### Directions
Look through the data below. Collect every line where the word "rutinas" occurs.

### Data shown
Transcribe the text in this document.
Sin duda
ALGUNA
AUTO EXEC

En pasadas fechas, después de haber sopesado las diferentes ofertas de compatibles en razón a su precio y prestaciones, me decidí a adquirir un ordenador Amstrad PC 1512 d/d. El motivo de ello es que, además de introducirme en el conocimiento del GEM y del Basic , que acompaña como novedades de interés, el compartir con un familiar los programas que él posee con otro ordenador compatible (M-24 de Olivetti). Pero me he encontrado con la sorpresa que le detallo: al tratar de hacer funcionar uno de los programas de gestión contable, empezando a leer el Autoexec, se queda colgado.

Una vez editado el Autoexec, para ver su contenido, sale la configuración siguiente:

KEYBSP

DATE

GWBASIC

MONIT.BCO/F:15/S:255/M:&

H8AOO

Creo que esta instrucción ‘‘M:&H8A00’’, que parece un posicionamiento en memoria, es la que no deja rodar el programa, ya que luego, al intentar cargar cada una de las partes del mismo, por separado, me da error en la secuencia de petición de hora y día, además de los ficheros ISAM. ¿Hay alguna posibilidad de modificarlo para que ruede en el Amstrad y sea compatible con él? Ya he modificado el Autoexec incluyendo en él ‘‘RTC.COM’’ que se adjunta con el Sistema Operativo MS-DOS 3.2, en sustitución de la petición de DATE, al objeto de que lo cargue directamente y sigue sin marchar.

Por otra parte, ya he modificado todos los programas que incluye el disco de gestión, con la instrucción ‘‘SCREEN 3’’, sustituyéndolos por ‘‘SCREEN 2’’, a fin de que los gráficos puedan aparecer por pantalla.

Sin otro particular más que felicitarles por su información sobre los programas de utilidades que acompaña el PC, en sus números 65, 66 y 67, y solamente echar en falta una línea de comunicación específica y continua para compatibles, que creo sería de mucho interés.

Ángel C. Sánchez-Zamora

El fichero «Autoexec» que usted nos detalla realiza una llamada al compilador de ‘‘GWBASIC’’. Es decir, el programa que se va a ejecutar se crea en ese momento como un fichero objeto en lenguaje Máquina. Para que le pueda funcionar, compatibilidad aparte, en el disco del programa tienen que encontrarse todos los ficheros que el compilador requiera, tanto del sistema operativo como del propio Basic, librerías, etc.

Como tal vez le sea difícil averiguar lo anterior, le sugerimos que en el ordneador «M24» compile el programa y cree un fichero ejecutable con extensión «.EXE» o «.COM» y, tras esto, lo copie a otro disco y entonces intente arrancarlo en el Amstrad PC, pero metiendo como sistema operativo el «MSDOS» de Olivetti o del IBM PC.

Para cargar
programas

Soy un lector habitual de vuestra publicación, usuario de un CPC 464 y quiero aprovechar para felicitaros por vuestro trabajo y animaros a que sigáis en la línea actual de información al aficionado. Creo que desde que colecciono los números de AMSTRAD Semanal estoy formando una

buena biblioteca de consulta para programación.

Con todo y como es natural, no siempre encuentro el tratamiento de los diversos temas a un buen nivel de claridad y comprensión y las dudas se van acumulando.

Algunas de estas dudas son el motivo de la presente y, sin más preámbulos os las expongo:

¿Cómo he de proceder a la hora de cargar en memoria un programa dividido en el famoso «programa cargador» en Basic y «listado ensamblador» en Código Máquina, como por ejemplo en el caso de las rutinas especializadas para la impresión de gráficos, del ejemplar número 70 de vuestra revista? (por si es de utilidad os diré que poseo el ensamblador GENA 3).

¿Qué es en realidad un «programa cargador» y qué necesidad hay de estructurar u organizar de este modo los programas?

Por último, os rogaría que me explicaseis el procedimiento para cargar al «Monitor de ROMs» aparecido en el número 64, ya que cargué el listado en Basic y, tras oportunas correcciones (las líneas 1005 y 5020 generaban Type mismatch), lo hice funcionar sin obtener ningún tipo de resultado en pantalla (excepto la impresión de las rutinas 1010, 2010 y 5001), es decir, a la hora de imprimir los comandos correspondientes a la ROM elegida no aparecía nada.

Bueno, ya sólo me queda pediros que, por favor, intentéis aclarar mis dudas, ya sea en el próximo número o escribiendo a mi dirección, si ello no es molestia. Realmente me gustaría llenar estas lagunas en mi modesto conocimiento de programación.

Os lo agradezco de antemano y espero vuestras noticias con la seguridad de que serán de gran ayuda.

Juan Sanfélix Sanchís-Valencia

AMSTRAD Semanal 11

### Answer to this exercise
¿Cómo he de proceder a la hora de cargar en memoria un programa dividido en el famoso «programa cargador» en Basic y «listado ensamblador» en Código Máquina, como por ejemplo en el caso de las rutinas especializadas para la impresión de gráficos, del ejemplar número 70 de vuestra revista? (por si es de utilidad os diré que poseo el ensamblador GENA 3).
Por último, os rogaría que me explicaseis el procedimiento para cargar al «Monitor de ROMs» aparecido en el número 64, ya que cargué el listado en Basic y, tras oportunas correcciones (las líneas 1005 y 5020 generaban Type mismatch), lo hice funcionar sin obtener ningún tipo de resultado en pantalla (excepto la impresión de las rutinas 1010, 2010 y 5001), es decir, a la hora de imprimir los comandos correspondientes a la ROM elegida no aparecía nada.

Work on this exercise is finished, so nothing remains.